### [Required task]
Repeat each record below exactly as given.

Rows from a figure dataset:
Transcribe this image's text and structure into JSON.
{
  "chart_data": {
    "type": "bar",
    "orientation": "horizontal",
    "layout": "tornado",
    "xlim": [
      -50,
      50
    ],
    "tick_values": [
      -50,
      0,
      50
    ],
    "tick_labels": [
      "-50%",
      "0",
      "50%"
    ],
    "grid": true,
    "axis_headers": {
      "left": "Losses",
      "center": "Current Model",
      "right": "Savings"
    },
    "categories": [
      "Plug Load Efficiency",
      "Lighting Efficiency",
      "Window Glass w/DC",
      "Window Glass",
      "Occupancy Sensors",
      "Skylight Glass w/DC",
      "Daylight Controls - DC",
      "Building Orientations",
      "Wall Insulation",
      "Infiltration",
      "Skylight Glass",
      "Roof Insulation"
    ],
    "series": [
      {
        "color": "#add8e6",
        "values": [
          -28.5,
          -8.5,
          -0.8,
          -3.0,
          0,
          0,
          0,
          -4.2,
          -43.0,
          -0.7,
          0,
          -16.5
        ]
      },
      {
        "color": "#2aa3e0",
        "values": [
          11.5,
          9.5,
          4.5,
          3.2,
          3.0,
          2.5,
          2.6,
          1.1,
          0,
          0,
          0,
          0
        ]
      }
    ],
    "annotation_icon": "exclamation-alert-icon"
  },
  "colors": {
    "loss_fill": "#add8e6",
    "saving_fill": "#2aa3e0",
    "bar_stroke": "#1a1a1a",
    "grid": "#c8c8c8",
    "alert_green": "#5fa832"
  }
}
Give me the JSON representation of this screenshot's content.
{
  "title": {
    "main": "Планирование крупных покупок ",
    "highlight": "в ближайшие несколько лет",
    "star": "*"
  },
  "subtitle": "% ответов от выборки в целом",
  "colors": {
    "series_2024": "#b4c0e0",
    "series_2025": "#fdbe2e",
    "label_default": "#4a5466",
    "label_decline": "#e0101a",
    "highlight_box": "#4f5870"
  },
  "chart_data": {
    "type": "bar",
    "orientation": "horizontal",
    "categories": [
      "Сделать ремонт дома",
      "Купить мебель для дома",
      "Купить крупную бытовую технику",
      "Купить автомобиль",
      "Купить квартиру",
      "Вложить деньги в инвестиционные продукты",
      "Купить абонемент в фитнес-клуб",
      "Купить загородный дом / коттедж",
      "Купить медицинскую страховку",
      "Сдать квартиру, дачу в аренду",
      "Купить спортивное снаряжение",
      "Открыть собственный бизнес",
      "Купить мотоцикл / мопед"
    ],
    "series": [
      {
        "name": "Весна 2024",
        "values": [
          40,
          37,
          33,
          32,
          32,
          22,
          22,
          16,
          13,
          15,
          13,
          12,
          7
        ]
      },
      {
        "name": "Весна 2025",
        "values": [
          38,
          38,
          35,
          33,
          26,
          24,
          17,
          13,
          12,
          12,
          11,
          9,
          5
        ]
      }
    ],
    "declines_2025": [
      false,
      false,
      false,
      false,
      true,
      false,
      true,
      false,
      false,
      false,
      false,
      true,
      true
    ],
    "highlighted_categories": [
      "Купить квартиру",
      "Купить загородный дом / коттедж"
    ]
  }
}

### [Solution for this problem]
Transcribe this image's text and structure into JSON.
{
  "chart_data": {
    "type": "bar",
    "orientation": "horizontal",
    "layout": "tornado",
    "xlim": [
      -50,
      50
    ],
    "tick_values": [
      -50,
      0,
      50
    ],
    "tick_labels": [
      "-50%",
      "0",
      "50%"
    ],
    "grid": true,
    "axis_headers": {
      "left": "Losses",
      "center": "Current Model",
      "right": "Savings"
    },
    "categories": [
      "Plug Load Efficiency",
      "Lighting Efficiency",
      "Window Glass w/DC",
      "Window Glass",
      "Occupancy Sensors",
      "Skylight Glass w/DC",
      "Daylight Controls - DC",
      "Building Orientations",
      "Wall Insulation",
      "Infiltration",
      "Skylight Glass",
      "Roof Insulation"
    ],
    "series": [
      {
        "color": "#add8e6",
        "values": [
          -28.5,
          -8.5,
          -0.8,
          -3.0,
          0,
          0,
          0,
          -4.2,
          -43.0,
          -0.7,
          0,
          -16.5
        ]
      },
      {
        "color": "#2aa3e0",
        "values": [
          11.5,
          9.5,
          4.5,
          3.2,
          3.0,
          2.5,
          2.6,
          1.1,
          0,
          0,
          0,
          0
        ]
      }
    ],
    "annotation_icon": "exclamation-alert-icon"
  },
  "colors": {
    "loss_fill": "#add8e6",
    "saving_fill": "#2aa3e0",
    "bar_stroke": "#1a1a1a",
    "grid": "#c8c8c8",
    "alert_green": "#5fa832"
  }
}
Give me the JSON representation of this screenshot's content.
{
  "title": {
    "main": "Планирование крупных покупок ",
    "highlight": "в ближайшие несколько лет",
    "star": "*"
  },
  "subtitle": "% ответов от выборки в целом",
  "colors": {
    "series_2024": "#b4c0e0",
    "series_2025": "#fdbe2e",
    "label_default": "#4a5466",
    "label_decline": "#e0101a",
    "highlight_box": "#4f5870"
  },
  "chart_data": {
    "type": "bar",
    "orientation": "horizontal",
    "categories": [
      "Сделать ремонт дома",
      "Купить мебель для дома",
      "Купить крупную бытовую технику",
      "Купить автомобиль",
      "Купить квартиру",
      "Вложить деньги в инвестиционные продукты",
      "Купить абонемент в фитнес-клуб",
      "Купить загородный дом / коттедж",
      "Купить медицинскую страховку",
      "Сдать квартиру, дачу в аренду",
      "Купить спортивное снаряжение",
      "Открыть собственный бизнес",
      "Купить мотоцикл / мопед"
    ],
    "series": [
      {
        "name": "Весна 2024",
        "values": [
          40,
          37,
          33,
          32,
          32,
          22,
          22,
          16,
          13,
          15,
          13,
          12,
          7
        ]
      },
      {
        "name": "Весна 2025",
        "values": [
          38,
          38,
          35,
          33,
          26,
          24,
          17,
          13,
          12,
          12,
          11,
          9,
          5
        ]
      }
    ],
    "declines_2025": [
      false,
      false,
      false,
      false,
      true,
      false,
      true,
      false,
      false,
      false,
      false,
      true,
      true
    ],
    "highlighted_categories": [
      "Купить квартиру",
      "Купить загородный дом / коттедж"
    ]
  }
}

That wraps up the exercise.